_Assignment_. Copy the entries below exactly. Images do not belong in the copy.

[[ Exercise data, beginning ]]

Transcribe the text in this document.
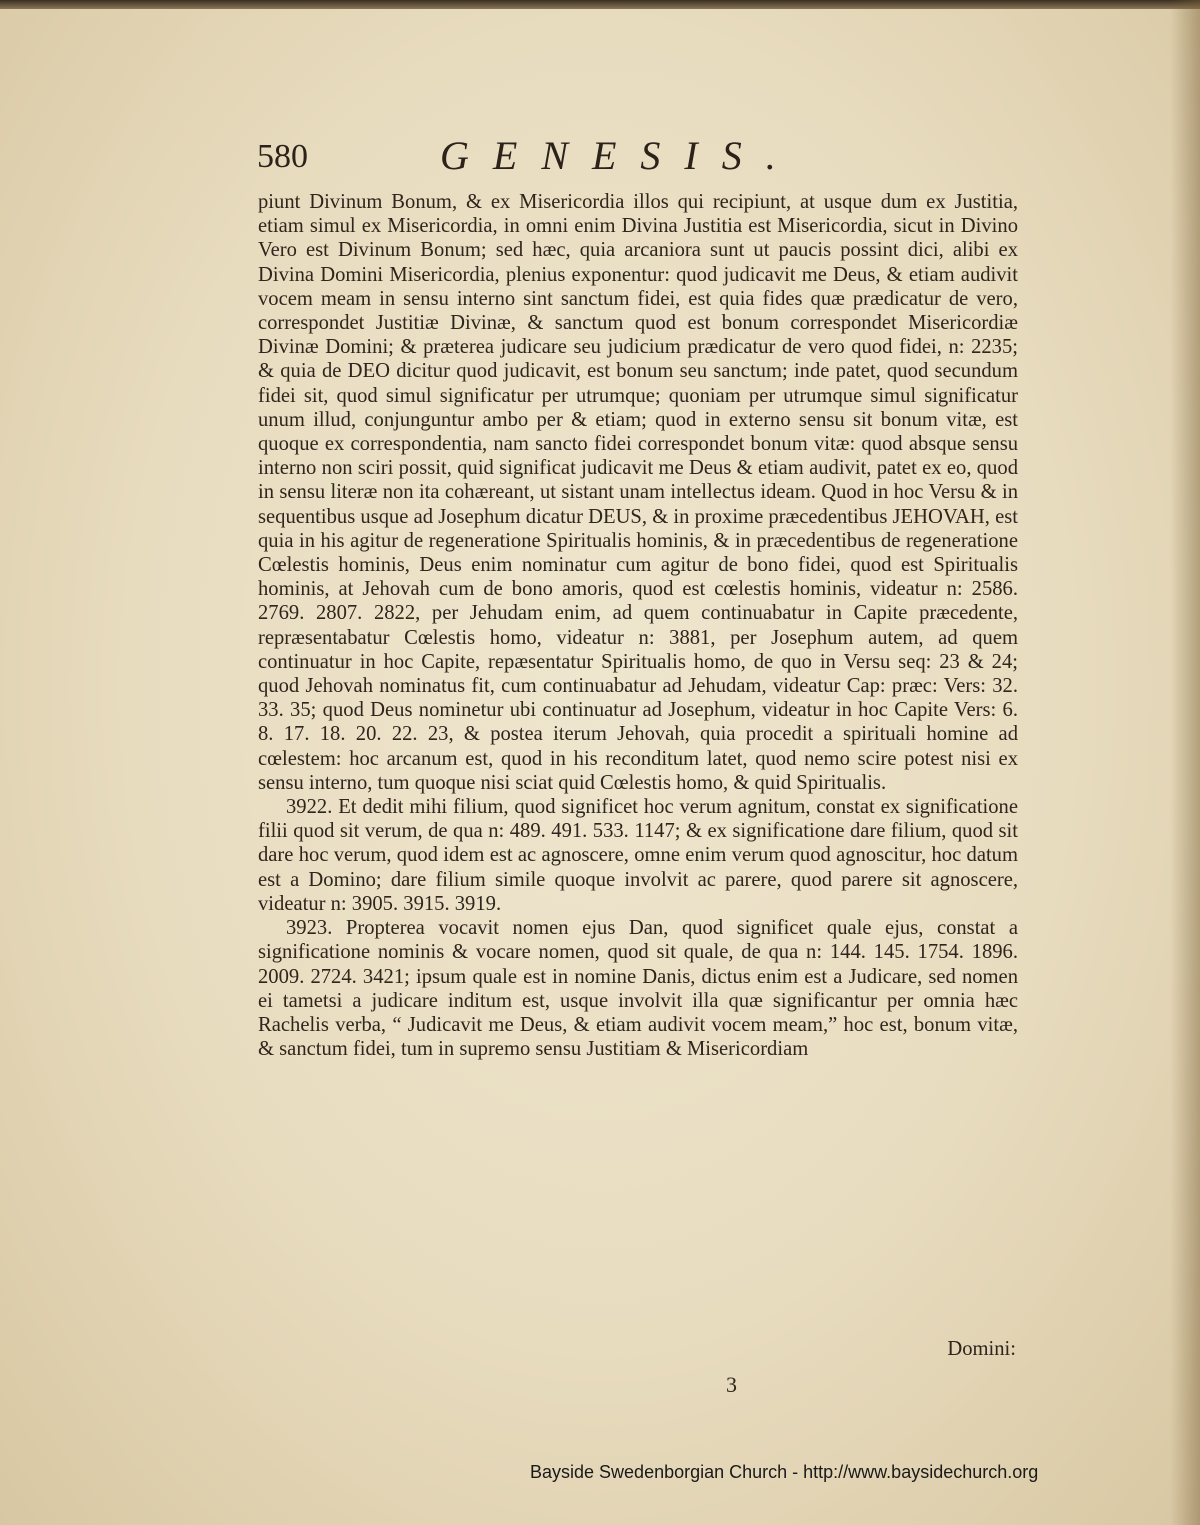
580	GENESIS.

piunt Divinum Bonum, & ex Misericordia illos qui recipiunt, at usque dum ex Justitia, etiam simul ex Misericordia, in omni enim Divina Justitia est Misericordia, sicut in Divino Vero est Divinum Bonum; sed hæc, quia arcaniora sunt ut paucis possint dici, alibi ex Divina Domini Misericordia, plenius exponentur: quod judicavit me Deus, & etiam audivit vocem meam in sensu interno sint sanctum fidei, est quia fides quæ prædicatur de vero, correspondet Justitiæ Divinæ, & sanctum quod est bonum correspondet Misericordiæ Divinæ Domini; & præterea judicare seu judicium prædicatur de vero quod fidei, n: 2235; & quia de DEO dicitur quod judicavit, est bonum seu sanctum; inde patet, quod secundum fidei sit, quod simul significatur per utrumque; quoniam per utrumque simul significatur unum illud, conjunguntur ambo per & etiam; quod in externo sensu sit bonum vitæ, est quoque ex correspondentia, nam sancto fidei correspondet bonum vitæ: quod absque sensu interno non sciri possit, quid significat judicavit me Deus & etiam audivit, patet ex eo, quod in sensu literæ non ita cohæreant, ut sistant unam intellectus ideam. Quod in hoc Versu & in sequentibus usque ad Josephum dicatur DEUS, & in proxime præcedentibus JEHOVAH, est quia in his agitur de regeneratione Spiritualis hominis, & in præcedentibus de regeneratione Cœlestis hominis, Deus enim nominatur cum agitur de bono fidei, quod est Spiritualis hominis, at Jehovah cum de bono amoris, quod est cœlestis hominis, videatur n: 2586. 2769. 2807. 2822, per Jehudam enim, ad quem continuabatur in Capite præcedente, repræsentabatur Cœlestis homo, videatur n: 3881, per Josephum autem, ad quem continuatur in hoc Capite, repæsentatur Spiritualis homo, de quo in Versu seq: 23 & 24; quod Jehovah nominatus fit, cum continuabatur ad Jehudam, videatur Cap: præc: Vers: 32. 33. 35; quod Deus nominetur ubi continuatur ad Josephum, videatur in hoc Capite Vers: 6. 8. 17. 18. 20. 22. 23, & postea iterum Jehovah, quia procedit a spirituali homine ad cœlestem: hoc arcanum est, quod in his reconditum latet, quod nemo scire potest nisi ex sensu interno, tum quoque nisi sciat quid Cœlestis homo, & quid Spiritualis.

3922. Et dedit mihi filium, quod significet hoc verum agnitum, constat ex significatione filii quod sit verum, de qua n: 489. 491. 533. 1147; & ex significatione dare filium, quod sit dare hoc verum, quod idem est ac agnoscere, omne enim verum quod agnoscitur, hoc datum est a Domino; dare filium simile quoque involvit ac parere, quod parere sit agnoscere, videatur n: 3905. 3915. 3919.

3923. Propterea vocavit nomen ejus Dan, quod significet quale ejus, constat a significatione nominis & vocare nomen, quod sit quale, de qua n: 144. 145. 1754. 1896. 2009. 2724. 3421; ipsum quale est in nomine Danis, dictus enim est a Judicare, sed nomen ei tametsi a judicare inditum est, usque involvit illa quæ significantur per omnia hæc Rachelis verba, “ Judicavit me Deus, & etiam audivit vocem meam,” hoc est, bonum vitæ, & sanctum fidei, tum in supremo sensu Justitiam & Misericordiam

Domini:
3
Bayside Swedenborgian Church - http://www.baysidechurch.org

[[ Exercise data, end ]]

_Problem solution_.
Transcribe the text in this document.
580	GENESIS.

piunt Divinum Bonum, & ex Misericordia illos qui recipiunt, at usque dum ex Justitia, etiam simul ex Misericordia, in omni enim Divina Justitia est Misericordia, sicut in Divino Vero est Divinum Bonum; sed hæc, quia arcaniora sunt ut paucis possint dici, alibi ex Divina Domini Misericordia, plenius exponentur: quod judicavit me Deus, & etiam audivit vocem meam in sensu interno sint sanctum fidei, est quia fides quæ prædicatur de vero, correspondet Justitiæ Divinæ, & sanctum quod est bonum correspondet Misericordiæ Divinæ Domini; & præterea judicare seu judicium prædicatur de vero quod fidei, n: 2235; & quia de DEO dicitur quod judicavit, est bonum seu sanctum; inde patet, quod secundum fidei sit, quod simul significatur per utrumque; quoniam per utrumque simul significatur unum illud, conjunguntur ambo per & etiam; quod in externo sensu sit bonum vitæ, est quoque ex correspondentia, nam sancto fidei correspondet bonum vitæ: quod absque sensu interno non sciri possit, quid significat judicavit me Deus & etiam audivit, patet ex eo, quod in sensu literæ non ita cohæreant, ut sistant unam intellectus ideam. Quod in hoc Versu & in sequentibus usque ad Josephum dicatur DEUS, & in proxime præcedentibus JEHOVAH, est quia in his agitur de regeneratione Spiritualis hominis, & in præcedentibus de regeneratione Cœlestis hominis, Deus enim nominatur cum agitur de bono fidei, quod est Spiritualis hominis, at Jehovah cum de bono amoris, quod est cœlestis hominis, videatur n: 2586. 2769. 2807. 2822, per Jehudam enim, ad quem continuabatur in Capite præcedente, repræsentabatur Cœlestis homo, videatur n: 3881, per Josephum autem, ad quem continuatur in hoc Capite, repæsentatur Spiritualis homo, de quo in Versu seq: 23 & 24; quod Jehovah nominatus fit, cum continuabatur ad Jehudam, videatur Cap: præc: Vers: 32. 33. 35; quod Deus nominetur ubi continuatur ad Josephum, videatur in hoc Capite Vers: 6. 8. 17. 18. 20. 22. 23, & postea iterum Jehovah, quia procedit a spirituali homine ad cœlestem: hoc arcanum est, quod in his reconditum latet, quod nemo scire potest nisi ex sensu interno, tum quoque nisi sciat quid Cœlestis homo, & quid Spiritualis.

3922. Et dedit mihi filium, quod significet hoc verum agnitum, constat ex significatione filii quod sit verum, de qua n: 489. 491. 533. 1147; & ex significatione dare filium, quod sit dare hoc verum, quod idem est ac agnoscere, omne enim verum quod agnoscitur, hoc datum est a Domino; dare filium simile quoque involvit ac parere, quod parere sit agnoscere, videatur n: 3905. 3915. 3919.

3923. Propterea vocavit nomen ejus Dan, quod significet quale ejus, constat a significatione nominis & vocare nomen, quod sit quale, de qua n: 144. 145. 1754. 1896. 2009. 2724. 3421; ipsum quale est in nomine Danis, dictus enim est a Judicare, sed nomen ei tametsi a judicare inditum est, usque involvit illa quæ significantur per omnia hæc Rachelis verba, “ Judicavit me Deus, & etiam audivit vocem meam,” hoc est, bonum vitæ, & sanctum fidei, tum in supremo sensu Justitiam & Misericordiam

Domini:
3
Bayside Swedenborgian Church - http://www.baysidechurch.org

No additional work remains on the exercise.